----- PROVIDED ENTRIES -----

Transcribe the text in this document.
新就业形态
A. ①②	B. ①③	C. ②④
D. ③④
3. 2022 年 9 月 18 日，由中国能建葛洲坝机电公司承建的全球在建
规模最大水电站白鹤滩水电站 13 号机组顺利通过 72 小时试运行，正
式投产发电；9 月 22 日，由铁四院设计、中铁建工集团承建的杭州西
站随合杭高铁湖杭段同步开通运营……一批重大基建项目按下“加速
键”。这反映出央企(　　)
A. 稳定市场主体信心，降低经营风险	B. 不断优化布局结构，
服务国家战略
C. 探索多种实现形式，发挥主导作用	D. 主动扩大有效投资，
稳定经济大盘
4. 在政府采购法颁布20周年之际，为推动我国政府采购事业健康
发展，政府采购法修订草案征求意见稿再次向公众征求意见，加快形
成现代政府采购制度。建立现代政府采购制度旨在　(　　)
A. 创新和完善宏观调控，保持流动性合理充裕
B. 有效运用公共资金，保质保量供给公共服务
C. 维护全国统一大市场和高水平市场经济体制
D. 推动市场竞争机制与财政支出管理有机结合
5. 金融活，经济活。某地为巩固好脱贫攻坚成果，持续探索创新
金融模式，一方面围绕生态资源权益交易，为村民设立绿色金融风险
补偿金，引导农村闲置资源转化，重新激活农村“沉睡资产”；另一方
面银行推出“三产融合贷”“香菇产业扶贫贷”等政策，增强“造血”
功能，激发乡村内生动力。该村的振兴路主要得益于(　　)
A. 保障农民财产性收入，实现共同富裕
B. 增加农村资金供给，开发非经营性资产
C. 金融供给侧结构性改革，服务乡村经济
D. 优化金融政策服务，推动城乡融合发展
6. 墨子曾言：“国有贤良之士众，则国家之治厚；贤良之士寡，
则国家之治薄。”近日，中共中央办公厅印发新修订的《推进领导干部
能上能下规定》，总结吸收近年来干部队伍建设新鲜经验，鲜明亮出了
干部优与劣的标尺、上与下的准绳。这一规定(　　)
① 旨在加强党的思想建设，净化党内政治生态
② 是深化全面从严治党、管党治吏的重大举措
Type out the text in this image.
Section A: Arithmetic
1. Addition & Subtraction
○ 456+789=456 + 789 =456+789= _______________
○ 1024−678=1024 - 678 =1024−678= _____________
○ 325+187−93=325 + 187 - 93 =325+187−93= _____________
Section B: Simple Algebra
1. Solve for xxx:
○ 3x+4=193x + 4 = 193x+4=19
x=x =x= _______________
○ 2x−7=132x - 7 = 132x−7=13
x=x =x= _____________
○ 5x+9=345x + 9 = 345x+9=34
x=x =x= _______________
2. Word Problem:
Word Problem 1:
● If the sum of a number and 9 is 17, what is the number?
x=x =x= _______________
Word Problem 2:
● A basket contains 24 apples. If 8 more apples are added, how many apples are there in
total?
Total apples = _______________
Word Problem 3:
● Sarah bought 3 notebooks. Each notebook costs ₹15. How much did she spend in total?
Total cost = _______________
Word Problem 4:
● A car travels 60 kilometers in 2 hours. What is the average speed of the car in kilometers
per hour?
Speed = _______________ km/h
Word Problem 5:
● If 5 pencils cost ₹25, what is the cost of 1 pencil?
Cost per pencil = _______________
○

-----

▶ GOAL:
Beginning with the line that contains "Type out the text in this image.", quote each line exactly through the last line of the entries above, and nothing beyond them.

▶ RESULT OF THE TASK:
Type out the text in this image.
Section A: Arithmetic
1. Addition & Subtraction
○ 456+789=456 + 789 =456+789= _______________
○ 1024−678=1024 - 678 =1024−678= _____________
○ 325+187−93=325 + 187 - 93 =325+187−93= _____________
Section B: Simple Algebra
1. Solve for xxx:
○ 3x+4=193x + 4 = 193x+4=19
x=x =x= _______________
○ 2x−7=132x - 7 = 132x−7=13
x=x =x= _____________
○ 5x+9=345x + 9 = 345x+9=34
x=x =x= _______________
2. Word Problem:
Word Problem 1:
● If the sum of a number and 9 is 17, what is the number?
x=x =x= _______________
Word Problem 2:
● A basket contains 24 apples. If 8 more apples are added, how many apples are there in
total?
Total apples = _______________
Word Problem 3:
● Sarah bought 3 notebooks. Each notebook costs ₹15. How much did she spend in total?
Total cost = _______________
Word Problem 4:
● A car travels 60 kilometers in 2 hours. What is the average speed of the car in kilometers
per hour?
Speed = _______________ km/h
Word Problem 5:
● If 5 pencils cost ₹25, what is the cost of 1 pencil?
Cost per pencil = _______________
○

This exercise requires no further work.